## START Page text

I had to unload since I just found out he is going back for Thanksgiving and there will be family and friends invited.  

Have a nice day everyone.  I miss  my late husband and the feeling of belonging .

 

 

Respected Contributor
Posts: 4,536
Registered: ‎12-13-2010

I am so sorry your partner is not including you in family/holiday plans and I understand why you would be very hurt. Have you spoken with him about this? If not, you need to have this conversation. Best of luck.

Honored Contributor
Posts: 10,620
Registered: ‎09-22-2010

@Calcgirl 

 

I think you need to tell him how you feel.  

Super Contributor
Posts: 457
Registered: ‎03-12-2010

You are not being overly sensitive.  You need to tell him how you feel.

Respected Contributor
Posts: 3,113
Registered: ‎09-30-2010

@Calcgirl   Some grown children are very standoffish when it comes to accepting a parent's choice in partners.  You don't mention how long you and your gentleman friend have been together, which MIGHT have some bearing on their attitudes.  And you might never learn the basis for their attitudes.

 

Just me: I wouldn't let it bother me since you can't change it and marriage has been ruled out by you both.  Only you can control your reaction to their posture.  I would just go along with how things are and see if anything changes.  Meanwhile, I would happily enjoy time with my family, holidays and other times.

 

I wouldn't say you are being overly sensitive, it would sadden me, too;  but just make the best of things as they are if you value the relationship with him.  He may not want to create a "situation" with his children.

 

I'm sure others will have much different, perhaps better, advice than I am offering.  I'm sorry you are missing your late husband and feeling excuded.  Be glad you do have your children who do love, and accept you, and graciously include him.

Honored Contributor
Posts: 9,592
Registered: ‎03-09-2010

I'm so sorry. Holidays are a time when single people often feel very lonely.  Yet, you're not single, but in a relationship.  

I hope you can be with your children for the next holiday.  But I would rethink what is happening here 

Respected Contributor
Posts: 2,874
Registered: ‎12-07-2012

I agree with @ellaphant and @DiAnne.  This needs a conversation between the two of you.  I do understand how you feel.

 

Not that it makes any difference, but how long since you've both been widowed and how long have you been living together?

Denise
Esteemed Contributor
Posts: 5,511
Registered: ‎03-09-2010

He may consider you a housekeeper and caregiver while you consider him as far more.

 

Marriage is out and expenses are shared. These days its considered friends with benefits woth no strings attached.

## END Page text

Given instruction 1: In the records, turn the lines starting with the line that contains "expiration-date-label: Expiration date" and going on through the line that contains "root-entity-label: Root Entity" into a numbered list, with both of those lines included and blank lines left out.
The forum thread and the records come from unrelated sources.

## START Recorded information

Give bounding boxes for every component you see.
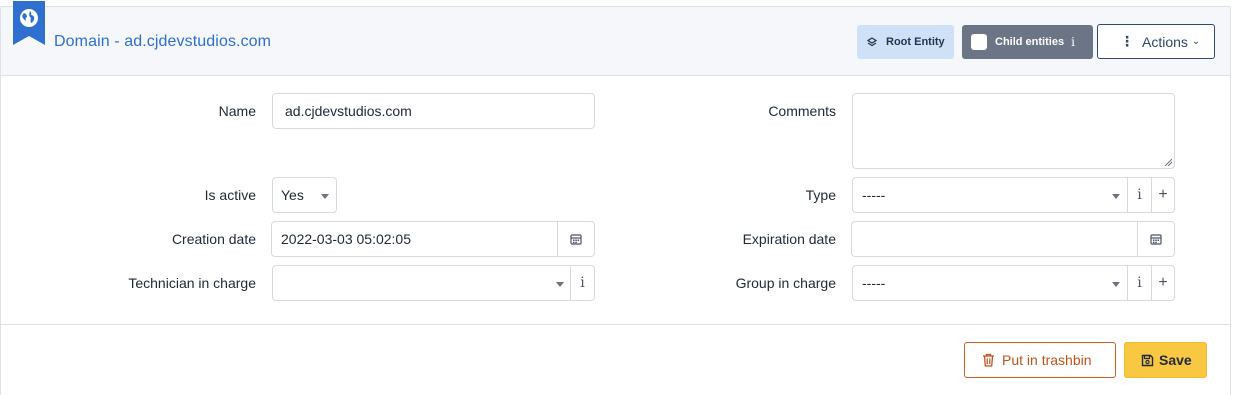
expiration-date-label: Expiration date bbox=[742, 231, 836, 247]
page-title: Domain - ad.cjdevstudios.com bbox=[54, 33, 272, 50]
caret-down-icon bbox=[556, 282, 564, 287]
group-label: Group in charge bbox=[735, 275, 836, 291]
group-add-icon[interactable]: + bbox=[1151, 266, 1174, 300]
domain-ribbon bbox=[13, 1, 45, 45]
caret-down-icon bbox=[321, 194, 329, 199]
is-active-label: Is active bbox=[204, 187, 256, 203]
name-label: Name bbox=[218, 103, 256, 119]
group-info-icon[interactable]: i bbox=[1127, 266, 1151, 300]
calendar-button[interactable] bbox=[557, 222, 594, 256]
child-entities-toggle[interactable]: Child entities i bbox=[962, 25, 1093, 59]
is-active-select[interactable]: Yes bbox=[272, 177, 337, 213]
calendar-icon bbox=[570, 234, 582, 245]
layers-icon bbox=[867, 37, 877, 47]
comments-label: Comments bbox=[768, 103, 836, 119]
child-entities-checkbox[interactable] bbox=[971, 34, 987, 50]
save-label: Save bbox=[1159, 352, 1192, 368]
domain-form-card: Domain - ad.cjdevstudios.com Root Entity… bbox=[0, 1, 1231, 395]
form-header: Domain - ad.cjdevstudios.com Root Entity… bbox=[1, 1, 1230, 76]
creation-date-field[interactable]: 2022-03-03 05:02:05 bbox=[271, 221, 595, 257]
name-field[interactable]: ad.cjdevstudios.com bbox=[272, 93, 595, 129]
creation-date-label: Creation date bbox=[171, 231, 256, 247]
caret-down-icon bbox=[1112, 282, 1120, 287]
group-select[interactable]: ----- i + bbox=[852, 265, 1175, 301]
trash-icon bbox=[982, 353, 995, 367]
save-icon bbox=[1141, 354, 1154, 367]
creation-date-value: 2022-03-03 05:02:05 bbox=[281, 231, 411, 247]
actions-label: Actions bbox=[1142, 33, 1188, 50]
technician-label: Technician in charge bbox=[128, 275, 256, 291]
type-value: ----- bbox=[862, 187, 886, 203]
calendar-icon bbox=[1150, 234, 1162, 245]
comments-textarea[interactable] bbox=[852, 93, 1175, 169]
type-add-icon[interactable]: + bbox=[1151, 178, 1174, 212]
is-active-value: Yes bbox=[281, 187, 304, 203]
type-select[interactable]: ----- i + bbox=[852, 177, 1175, 213]
type-info-icon[interactable]: i bbox=[1127, 178, 1151, 212]
trash-label: Put in trashbin bbox=[1002, 352, 1092, 368]
info-icon[interactable]: i bbox=[1071, 35, 1075, 49]
footer-divider bbox=[1, 324, 1230, 325]
globe-icon bbox=[20, 9, 38, 27]
root-entity-label: Root Entity bbox=[886, 36, 945, 48]
expiration-date-field[interactable] bbox=[851, 221, 1175, 257]
technician-info-icon[interactable]: i bbox=[570, 266, 594, 300]
child-entities-label: Child entities bbox=[995, 36, 1065, 48]
group-value: ----- bbox=[862, 275, 886, 291]
put-in-trashbin-button[interactable]: Put in trashbin bbox=[964, 342, 1116, 378]
actions-button[interactable]: ⋮ Actions ⌄ bbox=[1097, 24, 1215, 59]
type-label: Type bbox=[805, 187, 836, 203]
root-entity-button[interactable]: Root Entity bbox=[857, 25, 954, 59]
kebab-icon: ⋮ bbox=[1120, 33, 1134, 49]
technician-select[interactable]: i bbox=[272, 265, 595, 301]
caret-down-icon bbox=[1112, 194, 1120, 199]
chevron-down-icon: ⌄ bbox=[1191, 36, 1201, 47]
save-button[interactable]: Save bbox=[1124, 342, 1207, 378]
resize-grip-icon[interactable] bbox=[1164, 158, 1172, 166]
calendar-button[interactable] bbox=[1137, 222, 1174, 256]
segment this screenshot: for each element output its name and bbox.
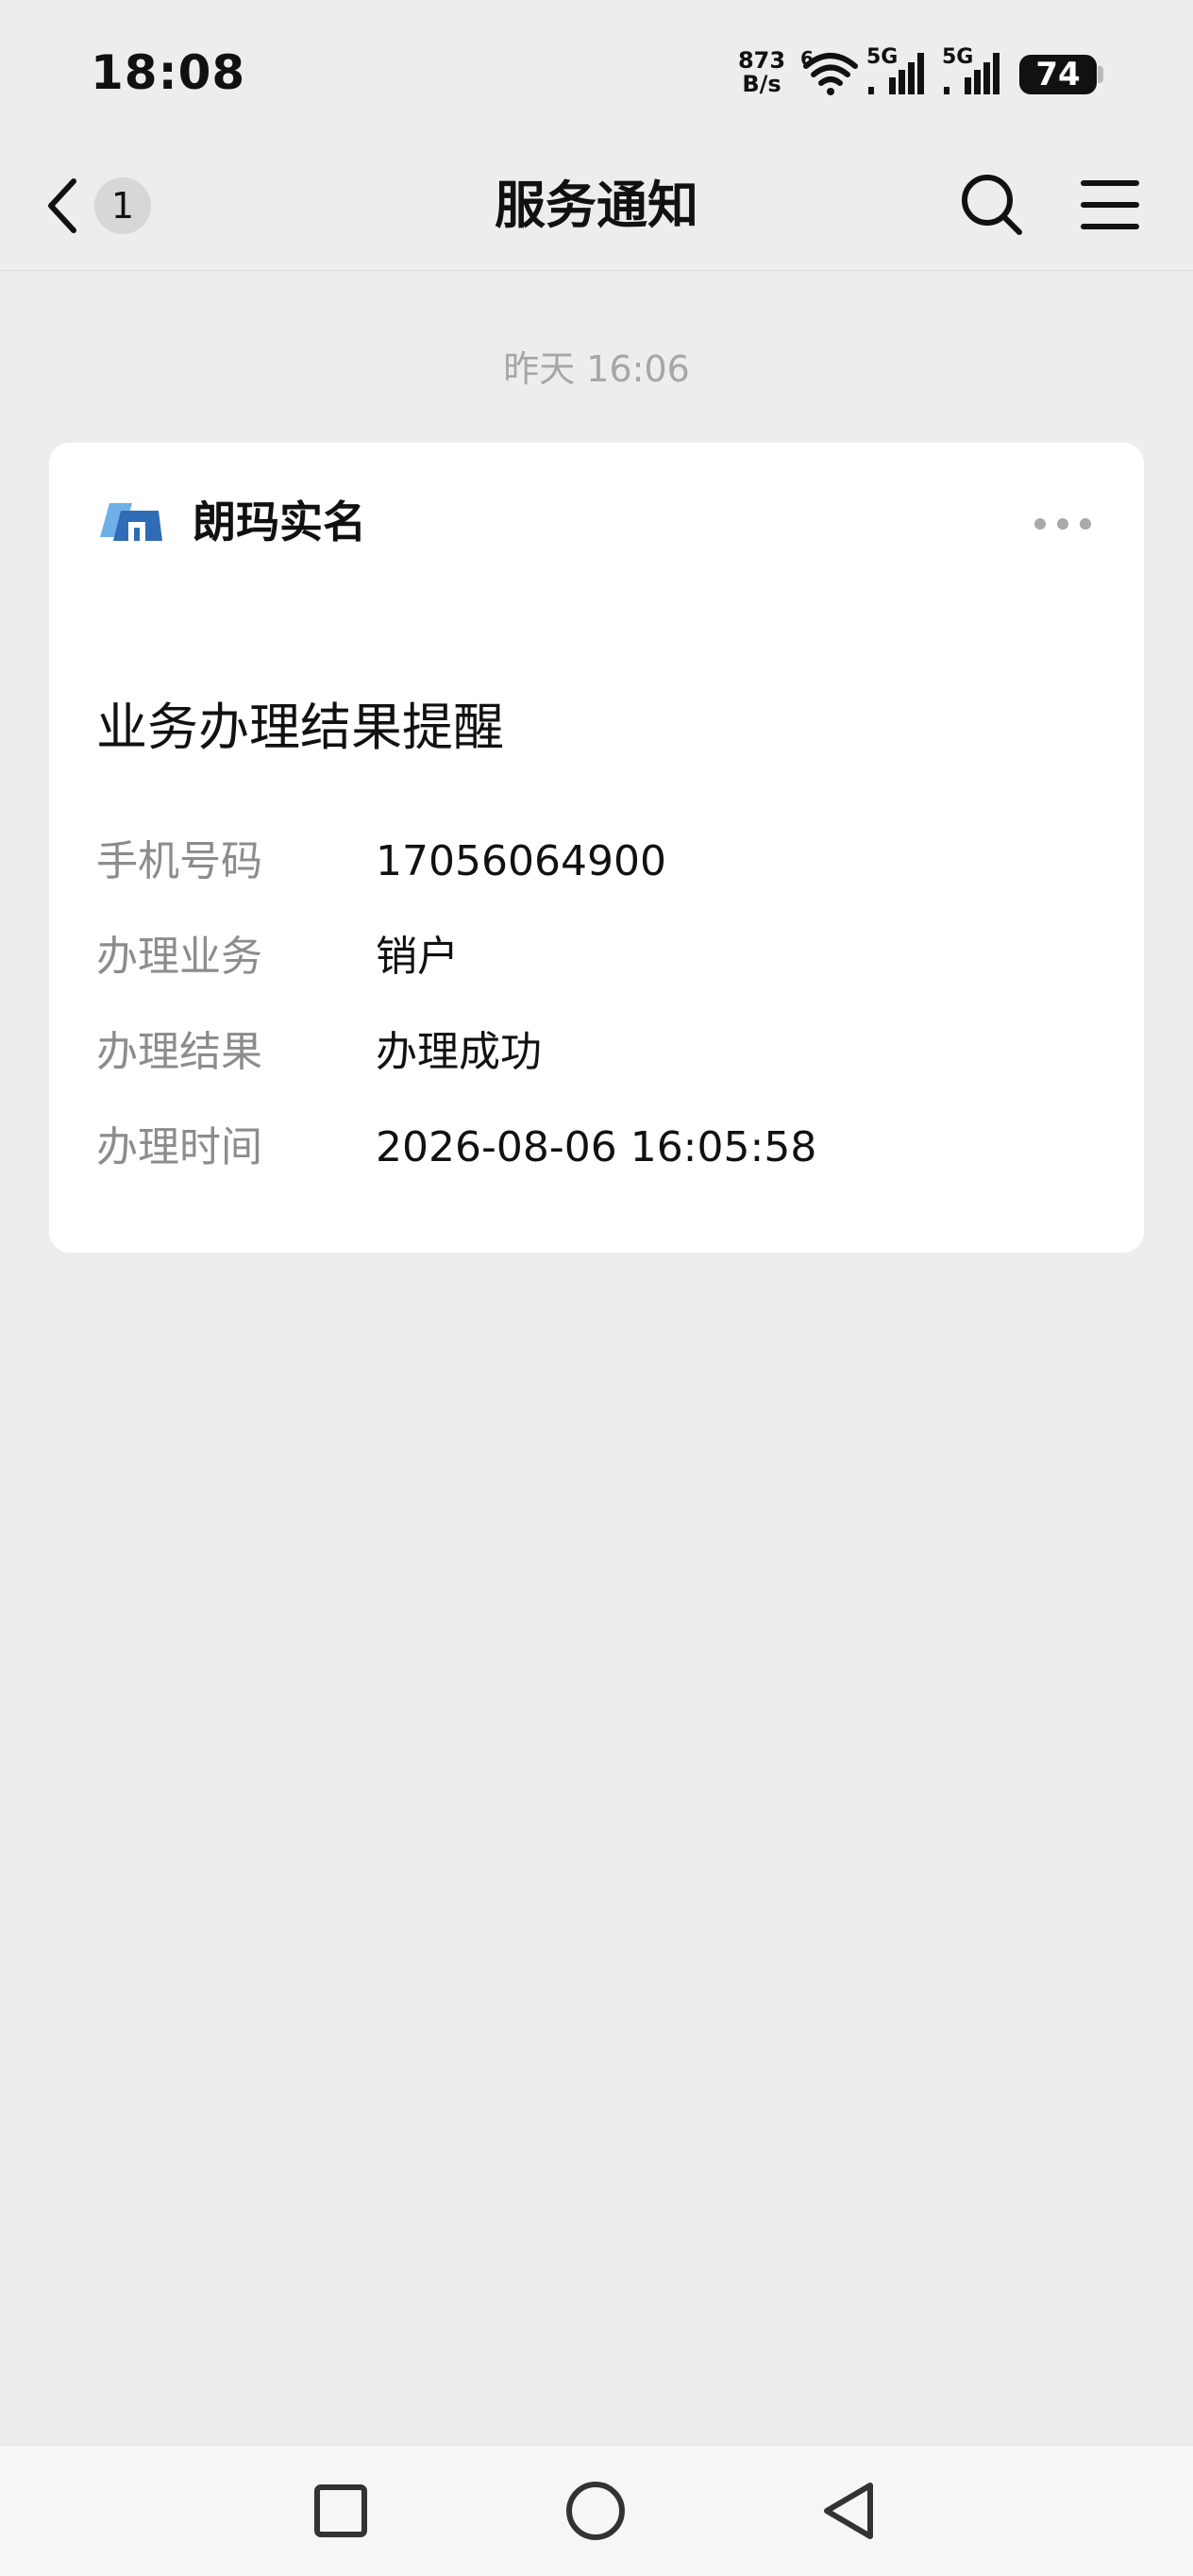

## END Recorded information

Given instruction 2: Reproduce the forum thread word for word, starting with "I hope you can" and going on through "been living together?".

Written answer 1:
1. expiration-date-label: Expiration date bbox=[742, 231, 836, 247]
2. page-title: Domain - ad.cjdevstudios.com bbox=[54, 33, 272, 50]
3. caret-down-icon bbox=[556, 282, 564, 287]
4. group-label: Group in charge bbox=[735, 275, 836, 291]
5. group-add-icon[interactable]: + bbox=[1151, 266, 1174, 300]
6. domain-ribbon bbox=[13, 1, 45, 45]
7. caret-down-icon bbox=[321, 194, 329, 199]
8. is-active-label: Is active bbox=[204, 187, 256, 203]
9. name-label: Name bbox=[218, 103, 256, 119]
10. group-info-icon[interactable]: i bbox=[1127, 266, 1151, 300]
11. calendar-button[interactable] bbox=[557, 222, 594, 256]
12. child-entities-toggle[interactable]: Child entities i bbox=[962, 25, 1093, 59]
13. is-active-select[interactable]: Yes bbox=[272, 177, 337, 213]
14. calendar-icon bbox=[570, 234, 582, 245]
15. layers-icon bbox=[867, 37, 877, 47]
16. comments-label: Comments bbox=[768, 103, 836, 119]
17. child-entities-checkbox[interactable] bbox=[971, 34, 987, 50]
18. save-label: Save bbox=[1159, 352, 1192, 368]
19. domain-form-card: Domain - ad.cjdevstudios.com Root Entity… bbox=[0, 1, 1231, 395]
20. form-header: Domain - ad.cjdevstudios.com Root Entity… bbox=[1, 1, 1230, 76]
21. creation-date-field[interactable]: 2022-03-03 05:02:05 bbox=[271, 221, 595, 257]
22. name-field[interactable]: ad.cjdevstudios.com bbox=[272, 93, 595, 129]
23. creation-date-label: Creation date bbox=[171, 231, 256, 247]
24. caret-down-icon bbox=[1112, 282, 1120, 287]
25. group-select[interactable]: ----- i + bbox=[852, 265, 1175, 301]
26. trash-icon bbox=[982, 353, 995, 367]
27. save-icon bbox=[1141, 354, 1154, 367]
28. creation-date-value: 2022-03-03 05:02:05 bbox=[281, 231, 411, 247]
29. actions-label: Actions bbox=[1142, 33, 1188, 50]
30. technician-label: Technician in charge bbox=[128, 275, 256, 291]
31. type-value: ----- bbox=[862, 187, 886, 203]
32. calendar-icon bbox=[1150, 234, 1162, 245]
33. comments-textarea[interactable] bbox=[852, 93, 1175, 169]
34. type-add-icon[interactable]: + bbox=[1151, 178, 1174, 212]
35. is-active-value: Yes bbox=[281, 187, 304, 203]
36. type-select[interactable]: ----- i + bbox=[852, 177, 1175, 213]
37. type-info-icon[interactable]: i bbox=[1127, 178, 1151, 212]
38. trash-label: Put in trashbin bbox=[1002, 352, 1092, 368]
39. info-icon[interactable]: i bbox=[1071, 35, 1075, 49]
40. footer-divider bbox=[1, 324, 1230, 325]
41. globe-icon bbox=[20, 9, 38, 27]
42. root-entity-label: Root Entity bbox=[886, 36, 945, 48]

Written answer 2:
I hope you can be with your children for the next holiday.  But I would rethink what is happening here 

Respected Contributor
Posts: 2,874
Registered: ‎12-07-2012

I agree with @ellaphant and @DiAnne.  This needs a conversation between the two of you.  I do understand how you feel.

 

Not that it makes any difference, but how long since you've both been widowed and how long have you been living together?